In his speech in Baltimore, Blaustein rejected the claims Israel was making upon American Jews and Jewish residents of other countries. He declared: “We made it plain that American Jews would continue to give their whole allegiance to this country; and to no other, and the same thing would apply to Jews residing in other countries, with respect to their countries. From that position we have never receded … We did not consider then, nor do we now, that Palestine is the only place to which these unfortunates should go; nor did we consider — as the extreme, political Zionists insisted that the solution lie in an immediate Jewish state of the whole of Palestine. That would have meant that a minority of 600,000 Jews ruling a majority of 1,200,000 Arabs. That would have been undemocratic and, in addition, in our opinion, was unrealistic.”  
 
Blaustein believed that, “The anti-Semite may say that the Partition of Palestine presents a problem of possible inconsistency between our obligations as Americans and as Jews in what is termed dual allegiance. This possibility also seems to be the fear, unfounded in my opinion, of a small segment of American Jewry. There is no such problem.”  
 
Permanent Home  
 
He quotes a declaration of the AJC made in April 1918 at the time it endorsed the Balfour Declaration: “The Committee regards it as axiomatic that the Jews of the United States have here established a permanent home for themselves and their children, have acquired the rights and assumed the correlative duties of American citizenship and recognize their unqualified allegiance to the U.S., which they love and cherish and of whose people they constitute an integral part.”  
 
In its Statement of Views of 1943, the AJC stated: “There can be no political identification of Jews outside of Palestine with whatever government may there be instituted.” In his speech, Blaustein declared that, “This continues to be the case today. It is axiomatic. Factually, there can be no real confusion about it … As to the constitution, it must be democratic and based on a Bill of Rights without any link between Church and State. Arabs and Christians, representing minorities, must be assured equal rights in fact as well as in theory. A constitutional system must be devised, preferably modeled on the American presidential system.”

* * * * * * * * *

= Written task a =
Filter the records below and copy each line that contains the word "mean", treating uppercase and lowercase letters as distinct.

[Records]
* * * * * * * * *

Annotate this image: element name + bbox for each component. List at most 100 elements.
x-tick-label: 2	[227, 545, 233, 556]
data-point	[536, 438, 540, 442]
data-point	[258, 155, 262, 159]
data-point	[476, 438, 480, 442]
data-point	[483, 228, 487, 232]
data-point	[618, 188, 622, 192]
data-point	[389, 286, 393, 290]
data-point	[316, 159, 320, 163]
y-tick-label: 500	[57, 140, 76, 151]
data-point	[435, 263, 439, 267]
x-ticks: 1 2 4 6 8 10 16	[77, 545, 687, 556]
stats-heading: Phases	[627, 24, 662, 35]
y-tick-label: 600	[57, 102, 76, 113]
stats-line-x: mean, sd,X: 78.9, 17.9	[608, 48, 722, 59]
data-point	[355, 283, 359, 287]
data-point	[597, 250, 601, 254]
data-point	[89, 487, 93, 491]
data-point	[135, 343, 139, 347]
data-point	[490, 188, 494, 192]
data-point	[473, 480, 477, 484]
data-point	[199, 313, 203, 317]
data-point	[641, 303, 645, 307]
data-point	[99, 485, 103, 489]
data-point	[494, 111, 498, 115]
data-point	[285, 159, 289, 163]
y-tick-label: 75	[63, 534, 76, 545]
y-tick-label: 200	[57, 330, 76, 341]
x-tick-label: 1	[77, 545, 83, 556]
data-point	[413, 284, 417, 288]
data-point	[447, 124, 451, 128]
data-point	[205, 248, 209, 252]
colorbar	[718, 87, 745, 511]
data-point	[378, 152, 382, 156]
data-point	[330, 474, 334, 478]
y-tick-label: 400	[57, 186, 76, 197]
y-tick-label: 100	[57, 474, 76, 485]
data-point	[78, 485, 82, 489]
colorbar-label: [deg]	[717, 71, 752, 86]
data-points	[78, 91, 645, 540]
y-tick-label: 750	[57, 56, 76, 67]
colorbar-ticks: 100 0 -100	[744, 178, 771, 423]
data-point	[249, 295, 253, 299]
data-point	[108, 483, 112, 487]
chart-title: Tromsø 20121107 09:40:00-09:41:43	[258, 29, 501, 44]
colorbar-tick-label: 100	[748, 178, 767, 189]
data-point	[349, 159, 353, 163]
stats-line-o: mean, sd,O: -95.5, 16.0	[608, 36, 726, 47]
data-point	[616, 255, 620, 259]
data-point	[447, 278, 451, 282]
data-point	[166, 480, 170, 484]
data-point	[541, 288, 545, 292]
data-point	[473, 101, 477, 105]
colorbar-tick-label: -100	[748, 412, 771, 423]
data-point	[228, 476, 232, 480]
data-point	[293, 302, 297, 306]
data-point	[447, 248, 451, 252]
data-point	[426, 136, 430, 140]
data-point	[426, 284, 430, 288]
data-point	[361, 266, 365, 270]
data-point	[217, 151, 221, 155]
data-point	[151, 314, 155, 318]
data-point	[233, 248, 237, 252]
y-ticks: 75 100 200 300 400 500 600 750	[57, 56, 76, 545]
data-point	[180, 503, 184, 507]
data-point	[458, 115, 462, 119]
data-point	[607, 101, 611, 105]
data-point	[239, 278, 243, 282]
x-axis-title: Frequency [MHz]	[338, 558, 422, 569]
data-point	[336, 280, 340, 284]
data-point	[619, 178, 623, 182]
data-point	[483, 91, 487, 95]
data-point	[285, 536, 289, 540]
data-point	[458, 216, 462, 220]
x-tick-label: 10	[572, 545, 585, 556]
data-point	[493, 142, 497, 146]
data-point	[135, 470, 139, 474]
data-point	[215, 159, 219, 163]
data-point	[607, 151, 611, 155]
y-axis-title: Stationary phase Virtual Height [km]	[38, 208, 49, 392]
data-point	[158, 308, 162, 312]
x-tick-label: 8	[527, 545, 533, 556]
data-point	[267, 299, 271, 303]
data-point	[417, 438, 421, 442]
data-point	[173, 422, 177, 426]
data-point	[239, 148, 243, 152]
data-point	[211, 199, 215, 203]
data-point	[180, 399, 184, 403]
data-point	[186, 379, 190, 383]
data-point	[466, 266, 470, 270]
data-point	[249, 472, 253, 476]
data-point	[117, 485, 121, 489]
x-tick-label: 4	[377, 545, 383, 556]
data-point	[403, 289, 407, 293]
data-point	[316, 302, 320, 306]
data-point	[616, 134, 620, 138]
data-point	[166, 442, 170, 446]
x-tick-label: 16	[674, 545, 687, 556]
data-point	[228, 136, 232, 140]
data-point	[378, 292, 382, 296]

* * * * * * * * *

= Written task b =
In the text on Blaustein's speech, on what system did Blaustein say the constitutional system should preferably be modeled?

= Result a =
stats-line-x: mean, sd,X: 78.9, 17.9	[608, 48, 722, 59]
stats-line-o: mean, sd,O: -95.5, 16.0	[608, 36, 726, 47]

= Result b =
The American presidential system.